Dataset entries:
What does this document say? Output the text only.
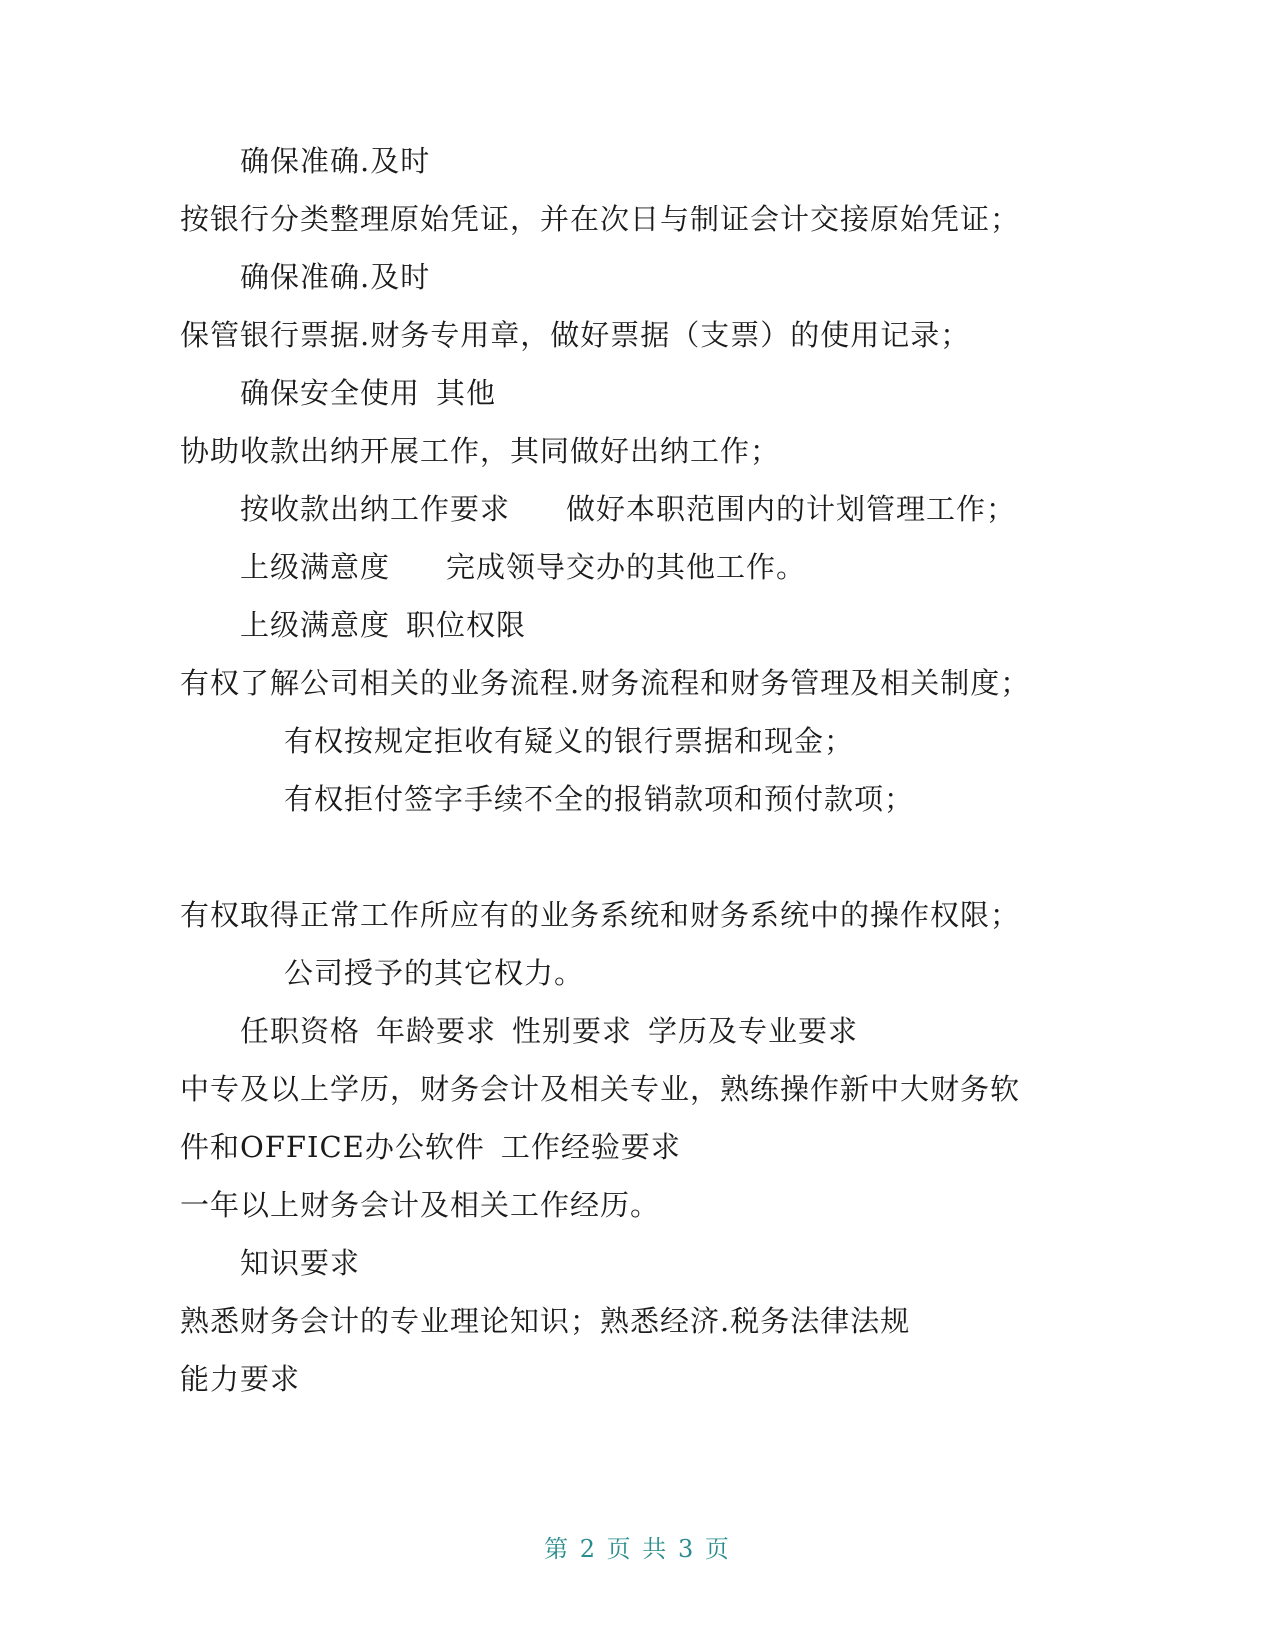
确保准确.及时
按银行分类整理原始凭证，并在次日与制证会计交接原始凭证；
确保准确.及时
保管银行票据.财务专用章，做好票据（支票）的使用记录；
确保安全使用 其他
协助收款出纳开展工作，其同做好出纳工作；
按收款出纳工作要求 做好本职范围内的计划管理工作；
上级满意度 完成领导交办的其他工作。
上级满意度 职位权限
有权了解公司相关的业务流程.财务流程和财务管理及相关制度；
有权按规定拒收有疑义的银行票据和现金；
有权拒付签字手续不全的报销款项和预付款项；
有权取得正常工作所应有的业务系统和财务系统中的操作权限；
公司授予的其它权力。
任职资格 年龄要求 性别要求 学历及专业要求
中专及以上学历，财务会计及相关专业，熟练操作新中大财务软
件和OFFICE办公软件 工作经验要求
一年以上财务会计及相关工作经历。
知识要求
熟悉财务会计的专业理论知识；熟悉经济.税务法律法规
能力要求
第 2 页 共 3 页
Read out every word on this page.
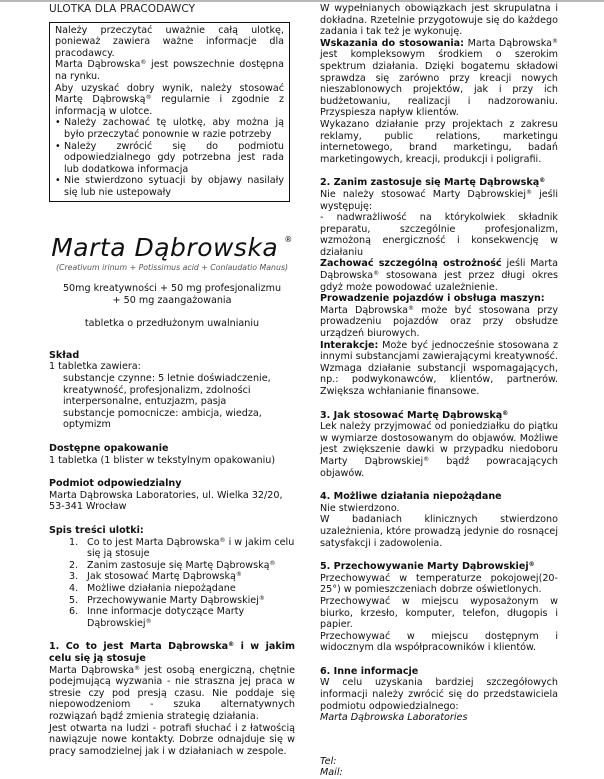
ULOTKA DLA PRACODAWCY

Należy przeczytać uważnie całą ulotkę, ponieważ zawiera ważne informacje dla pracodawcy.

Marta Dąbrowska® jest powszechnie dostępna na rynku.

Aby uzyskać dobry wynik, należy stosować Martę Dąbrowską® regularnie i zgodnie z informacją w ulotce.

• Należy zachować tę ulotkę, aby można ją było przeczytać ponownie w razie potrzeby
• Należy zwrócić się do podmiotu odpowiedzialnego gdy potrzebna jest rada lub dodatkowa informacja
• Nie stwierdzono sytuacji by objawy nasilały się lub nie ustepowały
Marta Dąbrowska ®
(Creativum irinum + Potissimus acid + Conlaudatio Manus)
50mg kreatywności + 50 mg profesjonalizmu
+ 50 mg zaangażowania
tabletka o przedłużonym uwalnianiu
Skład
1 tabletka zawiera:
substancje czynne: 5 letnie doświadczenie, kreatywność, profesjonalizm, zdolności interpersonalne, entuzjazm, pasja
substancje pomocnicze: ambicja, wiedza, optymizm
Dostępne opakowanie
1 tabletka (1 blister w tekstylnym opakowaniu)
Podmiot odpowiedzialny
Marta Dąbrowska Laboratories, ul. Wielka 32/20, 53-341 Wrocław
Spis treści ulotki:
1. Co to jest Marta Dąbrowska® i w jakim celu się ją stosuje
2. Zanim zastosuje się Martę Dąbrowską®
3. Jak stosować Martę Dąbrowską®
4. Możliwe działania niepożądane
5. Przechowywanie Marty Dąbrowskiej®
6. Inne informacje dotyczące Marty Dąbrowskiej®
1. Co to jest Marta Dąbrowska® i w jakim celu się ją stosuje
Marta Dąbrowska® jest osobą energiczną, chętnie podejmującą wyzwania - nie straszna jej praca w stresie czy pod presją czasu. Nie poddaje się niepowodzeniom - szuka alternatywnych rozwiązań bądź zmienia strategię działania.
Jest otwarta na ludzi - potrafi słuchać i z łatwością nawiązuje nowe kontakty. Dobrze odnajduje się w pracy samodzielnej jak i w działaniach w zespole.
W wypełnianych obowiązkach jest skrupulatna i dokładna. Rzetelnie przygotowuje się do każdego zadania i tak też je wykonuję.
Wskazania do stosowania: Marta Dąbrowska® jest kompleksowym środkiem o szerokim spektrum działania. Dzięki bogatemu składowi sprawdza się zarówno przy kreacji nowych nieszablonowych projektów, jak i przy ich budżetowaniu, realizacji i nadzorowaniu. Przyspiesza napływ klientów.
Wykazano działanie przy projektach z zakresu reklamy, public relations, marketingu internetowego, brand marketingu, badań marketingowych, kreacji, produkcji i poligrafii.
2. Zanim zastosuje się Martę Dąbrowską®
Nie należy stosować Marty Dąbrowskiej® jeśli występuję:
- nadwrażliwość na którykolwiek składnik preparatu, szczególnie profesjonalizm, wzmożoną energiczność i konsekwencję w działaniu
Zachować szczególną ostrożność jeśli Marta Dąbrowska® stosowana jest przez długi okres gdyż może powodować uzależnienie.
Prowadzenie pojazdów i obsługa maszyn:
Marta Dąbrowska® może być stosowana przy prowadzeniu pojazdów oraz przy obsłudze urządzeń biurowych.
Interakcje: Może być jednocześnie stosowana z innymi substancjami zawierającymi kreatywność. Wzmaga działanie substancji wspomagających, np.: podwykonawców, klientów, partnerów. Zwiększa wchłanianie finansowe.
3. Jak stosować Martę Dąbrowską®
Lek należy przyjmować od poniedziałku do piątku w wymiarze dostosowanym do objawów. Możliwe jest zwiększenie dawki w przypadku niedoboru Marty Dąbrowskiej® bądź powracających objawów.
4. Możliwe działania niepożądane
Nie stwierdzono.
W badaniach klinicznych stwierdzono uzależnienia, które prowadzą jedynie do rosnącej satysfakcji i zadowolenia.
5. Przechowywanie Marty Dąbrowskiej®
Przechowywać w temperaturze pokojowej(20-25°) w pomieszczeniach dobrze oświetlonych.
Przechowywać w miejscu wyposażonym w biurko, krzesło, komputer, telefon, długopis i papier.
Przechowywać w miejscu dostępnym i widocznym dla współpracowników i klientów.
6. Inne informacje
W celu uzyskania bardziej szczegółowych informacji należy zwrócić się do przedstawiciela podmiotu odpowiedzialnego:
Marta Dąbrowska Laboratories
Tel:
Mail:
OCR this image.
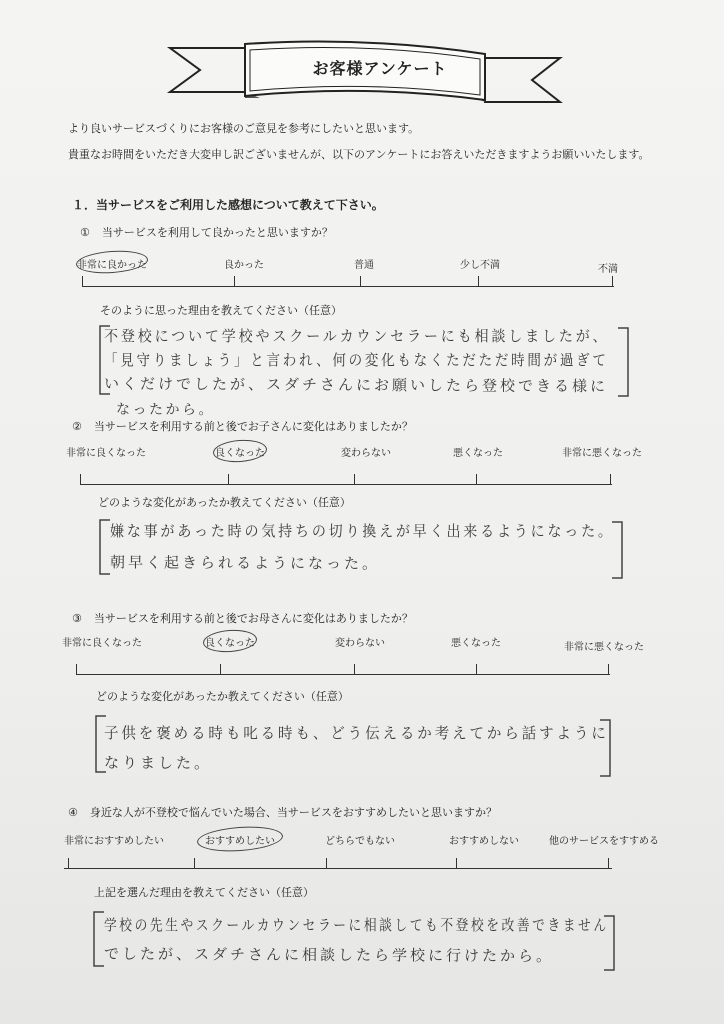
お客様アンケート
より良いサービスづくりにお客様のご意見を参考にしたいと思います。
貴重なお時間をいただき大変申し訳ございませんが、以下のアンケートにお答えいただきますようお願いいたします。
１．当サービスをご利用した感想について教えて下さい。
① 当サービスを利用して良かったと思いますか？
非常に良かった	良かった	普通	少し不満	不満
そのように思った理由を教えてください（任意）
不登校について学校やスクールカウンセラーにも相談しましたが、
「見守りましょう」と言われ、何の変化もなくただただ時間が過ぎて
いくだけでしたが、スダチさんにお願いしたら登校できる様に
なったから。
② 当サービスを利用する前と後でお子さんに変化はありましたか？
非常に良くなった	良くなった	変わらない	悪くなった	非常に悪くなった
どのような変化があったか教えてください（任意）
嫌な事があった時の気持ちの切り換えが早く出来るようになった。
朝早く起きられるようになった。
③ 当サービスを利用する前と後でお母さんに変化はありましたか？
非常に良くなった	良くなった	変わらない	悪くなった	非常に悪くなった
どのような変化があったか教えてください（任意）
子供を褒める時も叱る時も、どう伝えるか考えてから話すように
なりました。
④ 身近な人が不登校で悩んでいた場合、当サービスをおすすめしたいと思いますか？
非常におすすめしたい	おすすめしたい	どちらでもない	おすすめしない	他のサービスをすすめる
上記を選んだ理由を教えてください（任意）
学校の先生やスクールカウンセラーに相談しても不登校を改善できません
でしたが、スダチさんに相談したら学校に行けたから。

> **DESCRIPTION OF THE TASK**
Copy out every line from the material above in which the word "działanie" appears.

> **CORRECT RESULT**
Wykazano działanie przy projektach z zakresu reklamy, public relations, marketingu internetowego, brand marketingu, badań marketingowych, kreacji, produkcji i poligrafii.
Interakcje: Może być jednocześnie stosowana z innymi substancjami zawierającymi kreatywność. Wzmaga działanie substancji wspomagających, np.: podwykonawców, klientów, partnerów. Zwiększa wchłanianie finansowe.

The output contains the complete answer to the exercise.